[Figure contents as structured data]
•••

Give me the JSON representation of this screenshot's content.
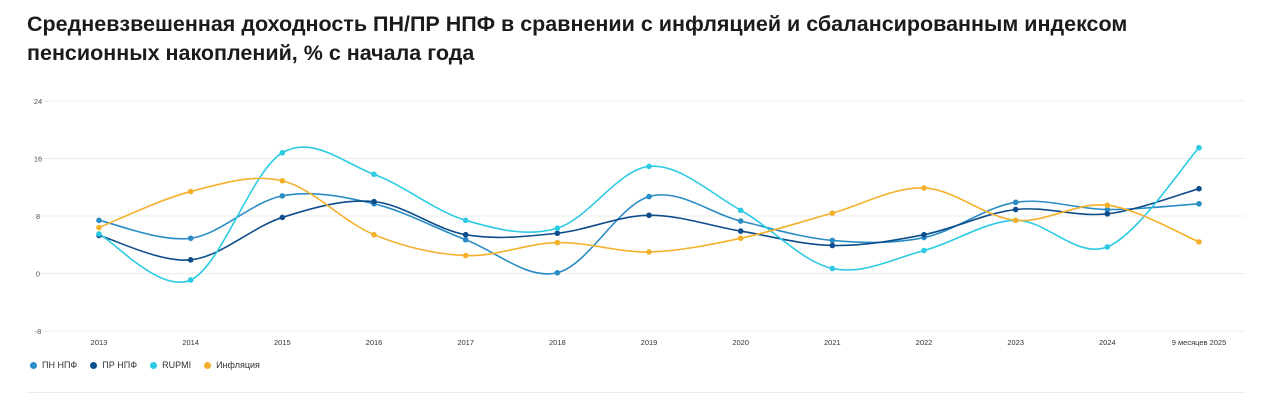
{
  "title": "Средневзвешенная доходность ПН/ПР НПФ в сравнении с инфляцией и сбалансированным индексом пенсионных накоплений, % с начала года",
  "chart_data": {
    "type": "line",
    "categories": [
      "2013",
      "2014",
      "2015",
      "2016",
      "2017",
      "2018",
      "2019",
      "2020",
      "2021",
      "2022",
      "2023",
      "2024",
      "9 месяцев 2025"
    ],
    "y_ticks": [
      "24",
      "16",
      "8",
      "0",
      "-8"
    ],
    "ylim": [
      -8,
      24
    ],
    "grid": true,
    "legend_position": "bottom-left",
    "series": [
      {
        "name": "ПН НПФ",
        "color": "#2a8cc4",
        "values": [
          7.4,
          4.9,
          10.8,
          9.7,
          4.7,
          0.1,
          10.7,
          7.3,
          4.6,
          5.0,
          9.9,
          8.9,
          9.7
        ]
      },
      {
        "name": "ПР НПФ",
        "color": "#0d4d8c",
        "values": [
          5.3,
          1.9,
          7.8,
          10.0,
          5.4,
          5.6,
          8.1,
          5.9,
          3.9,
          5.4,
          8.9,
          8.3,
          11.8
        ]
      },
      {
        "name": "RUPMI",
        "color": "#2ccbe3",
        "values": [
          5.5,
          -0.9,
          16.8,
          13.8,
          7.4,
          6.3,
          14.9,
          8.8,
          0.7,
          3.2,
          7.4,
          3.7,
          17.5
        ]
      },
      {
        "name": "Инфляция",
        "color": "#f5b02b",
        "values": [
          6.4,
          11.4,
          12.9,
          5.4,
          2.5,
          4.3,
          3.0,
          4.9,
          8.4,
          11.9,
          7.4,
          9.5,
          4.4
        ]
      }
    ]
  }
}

•••

Retype all entries exactly as they appear, dropping the images.

Answer to the exercise:
Give me the JSON representation of this screenshot's content.
{
  "title": "Средневзвешенная доходность ПН/ПР НПФ в сравнении с инфляцией и сбалансированным индексом пенсионных накоплений, % с начала года",
  "chart_data": {
    "type": "line",
    "categories": [
      "2013",
      "2014",
      "2015",
      "2016",
      "2017",
      "2018",
      "2019",
      "2020",
      "2021",
      "2022",
      "2023",
      "2024",
      "9 месяцев 2025"
    ],
    "y_ticks": [
      "24",
      "16",
      "8",
      "0",
      "-8"
    ],
    "ylim": [
      -8,
      24
    ],
    "grid": true,
    "legend_position": "bottom-left",
    "series": [
      {
        "name": "ПН НПФ",
        "color": "#2a8cc4",
        "values": [
          7.4,
          4.9,
          10.8,
          9.7,
          4.7,
          0.1,
          10.7,
          7.3,
          4.6,
          5.0,
          9.9,
          8.9,
          9.7
        ]
      },
      {
        "name": "ПР НПФ",
        "color": "#0d4d8c",
        "values": [
          5.3,
          1.9,
          7.8,
          10.0,
          5.4,
          5.6,
          8.1,
          5.9,
          3.9,
          5.4,
          8.9,
          8.3,
          11.8
        ]
      },
      {
        "name": "RUPMI",
        "color": "#2ccbe3",
        "values": [
          5.5,
          -0.9,
          16.8,
          13.8,
          7.4,
          6.3,
          14.9,
          8.8,
          0.7,
          3.2,
          7.4,
          3.7,
          17.5
        ]
      },
      {
        "name": "Инфляция",
        "color": "#f5b02b",
        "values": [
          6.4,
          11.4,
          12.9,
          5.4,
          2.5,
          4.3,
          3.0,
          4.9,
          8.4,
          11.9,
          7.4,
          9.5,
          4.4
        ]
      }
    ]
  }
}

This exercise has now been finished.